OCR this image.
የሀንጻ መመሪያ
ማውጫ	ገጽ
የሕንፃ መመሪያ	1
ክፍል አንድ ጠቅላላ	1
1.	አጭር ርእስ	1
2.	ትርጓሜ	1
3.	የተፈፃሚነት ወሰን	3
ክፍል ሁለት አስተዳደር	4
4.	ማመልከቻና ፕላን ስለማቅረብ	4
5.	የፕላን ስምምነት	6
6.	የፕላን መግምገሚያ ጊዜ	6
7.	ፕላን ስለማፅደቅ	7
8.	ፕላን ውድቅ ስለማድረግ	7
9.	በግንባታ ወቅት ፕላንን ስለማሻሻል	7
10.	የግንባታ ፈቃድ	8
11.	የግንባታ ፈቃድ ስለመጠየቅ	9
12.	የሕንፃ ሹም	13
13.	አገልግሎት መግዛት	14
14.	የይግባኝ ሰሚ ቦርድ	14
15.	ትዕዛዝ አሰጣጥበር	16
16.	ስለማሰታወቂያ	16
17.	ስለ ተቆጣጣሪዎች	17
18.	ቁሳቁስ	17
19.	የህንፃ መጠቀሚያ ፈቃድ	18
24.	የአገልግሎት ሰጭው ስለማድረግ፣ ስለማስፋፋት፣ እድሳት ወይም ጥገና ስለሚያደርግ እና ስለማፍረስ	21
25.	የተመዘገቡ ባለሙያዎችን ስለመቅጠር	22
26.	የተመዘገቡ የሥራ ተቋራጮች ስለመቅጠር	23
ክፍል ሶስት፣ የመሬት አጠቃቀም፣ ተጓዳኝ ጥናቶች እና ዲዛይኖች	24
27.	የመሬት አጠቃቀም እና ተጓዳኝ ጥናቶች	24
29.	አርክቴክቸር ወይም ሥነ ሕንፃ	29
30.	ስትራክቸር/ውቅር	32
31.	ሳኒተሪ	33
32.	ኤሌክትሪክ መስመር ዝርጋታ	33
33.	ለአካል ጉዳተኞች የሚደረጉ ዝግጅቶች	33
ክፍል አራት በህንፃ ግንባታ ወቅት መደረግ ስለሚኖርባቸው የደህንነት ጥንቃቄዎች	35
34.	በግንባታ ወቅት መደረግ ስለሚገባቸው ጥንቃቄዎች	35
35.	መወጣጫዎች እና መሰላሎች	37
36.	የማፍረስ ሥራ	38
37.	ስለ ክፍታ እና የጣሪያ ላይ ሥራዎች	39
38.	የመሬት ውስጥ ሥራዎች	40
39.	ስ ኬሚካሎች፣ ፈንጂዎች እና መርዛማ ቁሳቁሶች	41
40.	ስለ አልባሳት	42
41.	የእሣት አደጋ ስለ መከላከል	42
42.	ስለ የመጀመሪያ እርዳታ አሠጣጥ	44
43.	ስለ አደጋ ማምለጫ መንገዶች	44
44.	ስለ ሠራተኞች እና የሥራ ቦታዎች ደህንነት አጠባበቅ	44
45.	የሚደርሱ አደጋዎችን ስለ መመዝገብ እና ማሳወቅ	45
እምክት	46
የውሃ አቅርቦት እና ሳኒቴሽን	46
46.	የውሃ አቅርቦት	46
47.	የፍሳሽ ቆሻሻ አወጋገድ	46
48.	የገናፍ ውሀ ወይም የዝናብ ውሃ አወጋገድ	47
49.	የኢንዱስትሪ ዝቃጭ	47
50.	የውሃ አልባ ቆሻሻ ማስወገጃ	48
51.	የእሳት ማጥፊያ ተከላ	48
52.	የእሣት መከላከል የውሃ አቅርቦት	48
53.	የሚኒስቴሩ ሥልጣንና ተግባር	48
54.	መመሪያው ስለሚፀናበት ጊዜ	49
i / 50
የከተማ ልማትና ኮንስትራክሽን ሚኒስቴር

_GOAL_. Extract all of the data exactly as written.

_EXERCISE SOLUTION_.
OCR this image.
የሀንጻ መመሪያ
ማውጫ	ገጽ
የሕንፃ መመሪያ	1
ክፍል አንድ ጠቅላላ	1
1.	አጭር ርእስ	1
2.	ትርጓሜ	1
3.	የተፈፃሚነት ወሰን	3
ክፍል ሁለት አስተዳደር	4
4.	ማመልከቻና ፕላን ስለማቅረብ	4
5.	የፕላን ስምምነት	6
6.	የፕላን መግምገሚያ ጊዜ	6
7.	ፕላን ስለማፅደቅ	7
8.	ፕላን ውድቅ ስለማድረግ	7
9.	በግንባታ ወቅት ፕላንን ስለማሻሻል	7
10.	የግንባታ ፈቃድ	8
11.	የግንባታ ፈቃድ ስለመጠየቅ	9
12.	የሕንፃ ሹም	13
13.	አገልግሎት መግዛት	14
14.	የይግባኝ ሰሚ ቦርድ	14
15.	ትዕዛዝ አሰጣጥበር	16
16.	ስለማሰታወቂያ	16
17.	ስለ ተቆጣጣሪዎች	17
18.	ቁሳቁስ	17
19.	የህንፃ መጠቀሚያ ፈቃድ	18
24.	የአገልግሎት ሰጭው ስለማድረግ፣ ስለማስፋፋት፣ እድሳት ወይም ጥገና ስለሚያደርግ እና ስለማፍረስ	21
25.	የተመዘገቡ ባለሙያዎችን ስለመቅጠር	22
26.	የተመዘገቡ የሥራ ተቋራጮች ስለመቅጠር	23
ክፍል ሶስት፣ የመሬት አጠቃቀም፣ ተጓዳኝ ጥናቶች እና ዲዛይኖች	24
27.	የመሬት አጠቃቀም እና ተጓዳኝ ጥናቶች	24
29.	አርክቴክቸር ወይም ሥነ ሕንፃ	29
30.	ስትራክቸር/ውቅር	32
31.	ሳኒተሪ	33
32.	ኤሌክትሪክ መስመር ዝርጋታ	33
33.	ለአካል ጉዳተኞች የሚደረጉ ዝግጅቶች	33
ክፍል አራት በህንፃ ግንባታ ወቅት መደረግ ስለሚኖርባቸው የደህንነት ጥንቃቄዎች	35
34.	በግንባታ ወቅት መደረግ ስለሚገባቸው ጥንቃቄዎች	35
35.	መወጣጫዎች እና መሰላሎች	37
36.	የማፍረስ ሥራ	38
37.	ስለ ክፍታ እና የጣሪያ ላይ ሥራዎች	39
38.	የመሬት ውስጥ ሥራዎች	40
39.	ስ ኬሚካሎች፣ ፈንጂዎች እና መርዛማ ቁሳቁሶች	41
40.	ስለ አልባሳት	42
41.	የእሣት አደጋ ስለ መከላከል	42
42.	ስለ የመጀመሪያ እርዳታ አሠጣጥ	44
43.	ስለ አደጋ ማምለጫ መንገዶች	44
44.	ስለ ሠራተኞች እና የሥራ ቦታዎች ደህንነት አጠባበቅ	44
45.	የሚደርሱ አደጋዎችን ስለ መመዝገብ እና ማሳወቅ	45
እምክት	46
የውሃ አቅርቦት እና ሳኒቴሽን	46
46.	የውሃ አቅርቦት	46
47.	የፍሳሽ ቆሻሻ አወጋገድ	46
48.	የገናፍ ውሀ ወይም የዝናብ ውሃ አወጋገድ	47
49.	የኢንዱስትሪ ዝቃጭ	47
50.	የውሃ አልባ ቆሻሻ ማስወገጃ	48
51.	የእሳት ማጥፊያ ተከላ	48
52.	የእሣት መከላከል የውሃ አቅርቦት	48
53.	የሚኒስቴሩ ሥልጣንና ተግባር	48
54.	መመሪያው ስለሚፀናበት ጊዜ	49
i / 50
የከተማ ልማትና ኮንስትራክሽን ሚኒስቴር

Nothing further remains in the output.